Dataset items

>>>

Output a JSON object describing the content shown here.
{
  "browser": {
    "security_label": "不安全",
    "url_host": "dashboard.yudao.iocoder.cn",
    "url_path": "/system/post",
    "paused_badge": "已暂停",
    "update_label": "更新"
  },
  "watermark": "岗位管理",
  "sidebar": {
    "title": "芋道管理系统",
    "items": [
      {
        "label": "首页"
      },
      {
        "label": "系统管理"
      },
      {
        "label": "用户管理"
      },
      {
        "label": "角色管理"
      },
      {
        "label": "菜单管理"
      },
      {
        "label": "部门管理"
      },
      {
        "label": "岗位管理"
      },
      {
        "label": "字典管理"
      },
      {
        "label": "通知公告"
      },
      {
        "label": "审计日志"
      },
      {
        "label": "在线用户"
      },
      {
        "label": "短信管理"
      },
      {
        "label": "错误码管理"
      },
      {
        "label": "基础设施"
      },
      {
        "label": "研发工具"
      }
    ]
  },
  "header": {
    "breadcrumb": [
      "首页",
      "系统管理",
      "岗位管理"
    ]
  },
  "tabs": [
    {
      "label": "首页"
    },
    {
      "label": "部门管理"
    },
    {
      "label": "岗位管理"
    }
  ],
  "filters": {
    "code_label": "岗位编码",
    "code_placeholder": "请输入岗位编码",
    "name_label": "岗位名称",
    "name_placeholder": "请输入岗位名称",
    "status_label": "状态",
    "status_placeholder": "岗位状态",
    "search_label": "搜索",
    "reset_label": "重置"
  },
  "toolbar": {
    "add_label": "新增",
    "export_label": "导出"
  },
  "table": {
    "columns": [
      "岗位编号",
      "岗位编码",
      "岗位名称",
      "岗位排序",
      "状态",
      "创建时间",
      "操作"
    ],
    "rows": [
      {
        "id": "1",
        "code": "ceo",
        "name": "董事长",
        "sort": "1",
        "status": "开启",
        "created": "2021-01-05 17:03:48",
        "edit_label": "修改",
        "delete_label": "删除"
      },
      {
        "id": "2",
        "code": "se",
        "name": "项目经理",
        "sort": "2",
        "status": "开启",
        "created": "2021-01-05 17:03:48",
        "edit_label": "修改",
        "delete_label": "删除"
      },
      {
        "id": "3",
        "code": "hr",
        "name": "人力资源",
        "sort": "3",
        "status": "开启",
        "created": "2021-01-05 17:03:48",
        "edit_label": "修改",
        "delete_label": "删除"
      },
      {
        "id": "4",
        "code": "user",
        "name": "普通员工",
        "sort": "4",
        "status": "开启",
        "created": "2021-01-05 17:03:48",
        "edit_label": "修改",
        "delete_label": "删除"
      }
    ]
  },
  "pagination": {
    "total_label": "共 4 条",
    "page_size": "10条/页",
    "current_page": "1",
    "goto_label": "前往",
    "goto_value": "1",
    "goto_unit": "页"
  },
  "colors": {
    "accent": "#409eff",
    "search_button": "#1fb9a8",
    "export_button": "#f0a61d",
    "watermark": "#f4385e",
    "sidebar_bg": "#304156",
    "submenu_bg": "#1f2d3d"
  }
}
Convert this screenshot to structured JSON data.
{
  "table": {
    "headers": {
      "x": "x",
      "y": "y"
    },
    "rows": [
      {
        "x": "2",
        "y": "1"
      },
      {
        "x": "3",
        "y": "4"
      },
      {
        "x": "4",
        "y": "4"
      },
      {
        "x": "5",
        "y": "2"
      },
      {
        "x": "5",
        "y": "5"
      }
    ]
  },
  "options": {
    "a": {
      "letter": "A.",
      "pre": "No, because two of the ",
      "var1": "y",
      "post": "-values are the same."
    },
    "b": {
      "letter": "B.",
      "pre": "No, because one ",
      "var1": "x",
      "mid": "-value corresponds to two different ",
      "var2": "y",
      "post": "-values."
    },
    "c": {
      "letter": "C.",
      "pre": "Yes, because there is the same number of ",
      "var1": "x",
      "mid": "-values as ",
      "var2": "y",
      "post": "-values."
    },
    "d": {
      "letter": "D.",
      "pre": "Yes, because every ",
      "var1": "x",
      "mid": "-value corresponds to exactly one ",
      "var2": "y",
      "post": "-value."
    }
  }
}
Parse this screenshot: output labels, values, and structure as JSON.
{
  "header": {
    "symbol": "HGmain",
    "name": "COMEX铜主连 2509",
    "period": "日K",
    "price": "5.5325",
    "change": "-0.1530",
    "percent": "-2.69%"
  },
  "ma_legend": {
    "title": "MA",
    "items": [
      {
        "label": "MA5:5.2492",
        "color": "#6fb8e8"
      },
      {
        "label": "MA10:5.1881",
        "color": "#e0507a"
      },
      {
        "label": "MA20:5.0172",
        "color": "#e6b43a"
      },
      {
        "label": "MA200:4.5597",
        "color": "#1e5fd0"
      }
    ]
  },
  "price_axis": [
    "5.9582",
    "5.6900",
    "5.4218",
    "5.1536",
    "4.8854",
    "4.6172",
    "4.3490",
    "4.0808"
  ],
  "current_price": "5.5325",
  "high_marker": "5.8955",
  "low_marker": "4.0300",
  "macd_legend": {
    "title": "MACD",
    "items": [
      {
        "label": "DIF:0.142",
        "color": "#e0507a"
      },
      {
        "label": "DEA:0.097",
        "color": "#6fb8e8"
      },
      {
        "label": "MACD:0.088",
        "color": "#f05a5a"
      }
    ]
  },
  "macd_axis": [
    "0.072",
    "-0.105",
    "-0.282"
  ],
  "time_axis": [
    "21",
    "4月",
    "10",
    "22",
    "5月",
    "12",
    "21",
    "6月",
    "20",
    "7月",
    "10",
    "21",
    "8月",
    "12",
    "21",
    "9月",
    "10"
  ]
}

<<<

:: What you will do ::
Write out the full listing, keeping every line exactly as it is.

:: Completed exercise ::
Output a JSON object describing the content shown here.
{
  "browser": {
    "security_label": "不安全",
    "url_host": "dashboard.yudao.iocoder.cn",
    "url_path": "/system/post",
    "paused_badge": "已暂停",
    "update_label": "更新"
  },
  "watermark": "岗位管理",
  "sidebar": {
    "title": "芋道管理系统",
    "items": [
      {
        "label": "首页"
      },
      {
        "label": "系统管理"
      },
      {
        "label": "用户管理"
      },
      {
        "label": "角色管理"
      },
      {
        "label": "菜单管理"
      },
      {
        "label": "部门管理"
      },
      {
        "label": "岗位管理"
      },
      {
        "label": "字典管理"
      },
      {
        "label": "通知公告"
      },
      {
        "label": "审计日志"
      },
      {
        "label": "在线用户"
      },
      {
        "label": "短信管理"
      },
      {
        "label": "错误码管理"
      },
      {
        "label": "基础设施"
      },
      {
        "label": "研发工具"
      }
    ]
  },
  "header": {
    "breadcrumb": [
      "首页",
      "系统管理",
      "岗位管理"
    ]
  },
  "tabs": [
    {
      "label": "首页"
    },
    {
      "label": "部门管理"
    },
    {
      "label": "岗位管理"
    }
  ],
  "filters": {
    "code_label": "岗位编码",
    "code_placeholder": "请输入岗位编码",
    "name_label": "岗位名称",
    "name_placeholder": "请输入岗位名称",
    "status_label": "状态",
    "status_placeholder": "岗位状态",
    "search_label": "搜索",
    "reset_label": "重置"
  },
  "toolbar": {
    "add_label": "新增",
    "export_label": "导出"
  },
  "table": {
    "columns": [
      "岗位编号",
      "岗位编码",
      "岗位名称",
      "岗位排序",
      "状态",
      "创建时间",
      "操作"
    ],
    "rows": [
      {
        "id": "1",
        "code": "ceo",
        "name": "董事长",
        "sort": "1",
        "status": "开启",
        "created": "2021-01-05 17:03:48",
        "edit_label": "修改",
        "delete_label": "删除"
      },
      {
        "id": "2",
        "code": "se",
        "name": "项目经理",
        "sort": "2",
        "status": "开启",
        "created": "2021-01-05 17:03:48",
        "edit_label": "修改",
        "delete_label": "删除"
      },
      {
        "id": "3",
        "code": "hr",
        "name": "人力资源",
        "sort": "3",
        "status": "开启",
        "created": "2021-01-05 17:03:48",
        "edit_label": "修改",
        "delete_label": "删除"
      },
      {
        "id": "4",
        "code": "user",
        "name": "普通员工",
        "sort": "4",
        "status": "开启",
        "created": "2021-01-05 17:03:48",
        "edit_label": "修改",
        "delete_label": "删除"
      }
    ]
  },
  "pagination": {
    "total_label": "共 4 条",
    "page_size": "10条/页",
    "current_page": "1",
    "goto_label": "前往",
    "goto_value": "1",
    "goto_unit": "页"
  },
  "colors": {
    "accent": "#409eff",
    "search_button": "#1fb9a8",
    "export_button": "#f0a61d",
    "watermark": "#f4385e",
    "sidebar_bg": "#304156",
    "submenu_bg": "#1f2d3d"
  }
}
Convert this screenshot to structured JSON data.
{
  "table": {
    "headers": {
      "x": "x",
      "y": "y"
    },
    "rows": [
      {
        "x": "2",
        "y": "1"
      },
      {
        "x": "3",
        "y": "4"
      },
      {
        "x": "4",
        "y": "4"
      },
      {
        "x": "5",
        "y": "2"
      },
      {
        "x": "5",
        "y": "5"
      }
    ]
  },
  "options": {
    "a": {
      "letter": "A.",
      "pre": "No, because two of the ",
      "var1": "y",
      "post": "-values are the same."
    },
    "b": {
      "letter": "B.",
      "pre": "No, because one ",
      "var1": "x",
      "mid": "-value corresponds to two different ",
      "var2": "y",
      "post": "-values."
    },
    "c": {
      "letter": "C.",
      "pre": "Yes, because there is the same number of ",
      "var1": "x",
      "mid": "-values as ",
      "var2": "y",
      "post": "-values."
    },
    "d": {
      "letter": "D.",
      "pre": "Yes, because every ",
      "var1": "x",
      "mid": "-value corresponds to exactly one ",
      "var2": "y",
      "post": "-value."
    }
  }
}
Parse this screenshot: output labels, values, and structure as JSON.
{
  "header": {
    "symbol": "HGmain",
    "name": "COMEX铜主连 2509",
    "period": "日K",
    "price": "5.5325",
    "change": "-0.1530",
    "percent": "-2.69%"
  },
  "ma_legend": {
    "title": "MA",
    "items": [
      {
        "label": "MA5:5.2492",
        "color": "#6fb8e8"
      },
      {
        "label": "MA10:5.1881",
        "color": "#e0507a"
      },
      {
        "label": "MA20:5.0172",
        "color": "#e6b43a"
      },
      {
        "label": "MA200:4.5597",
        "color": "#1e5fd0"
      }
    ]
  },
  "price_axis": [
    "5.9582",
    "5.6900",
    "5.4218",
    "5.1536",
    "4.8854",
    "4.6172",
    "4.3490",
    "4.0808"
  ],
  "current_price": "5.5325",
  "high_marker": "5.8955",
  "low_marker": "4.0300",
  "macd_legend": {
    "title": "MACD",
    "items": [
      {
        "label": "DIF:0.142",
        "color": "#e0507a"
      },
      {
        "label": "DEA:0.097",
        "color": "#6fb8e8"
      },
      {
        "label": "MACD:0.088",
        "color": "#f05a5a"
      }
    ]
  },
  "macd_axis": [
    "0.072",
    "-0.105",
    "-0.282"
  ],
  "time_axis": [
    "21",
    "4月",
    "10",
    "22",
    "5月",
    "12",
    "21",
    "6月",
    "20",
    "7月",
    "10",
    "21",
    "8月",
    "12",
    "21",
    "9月",
    "10"
  ]
}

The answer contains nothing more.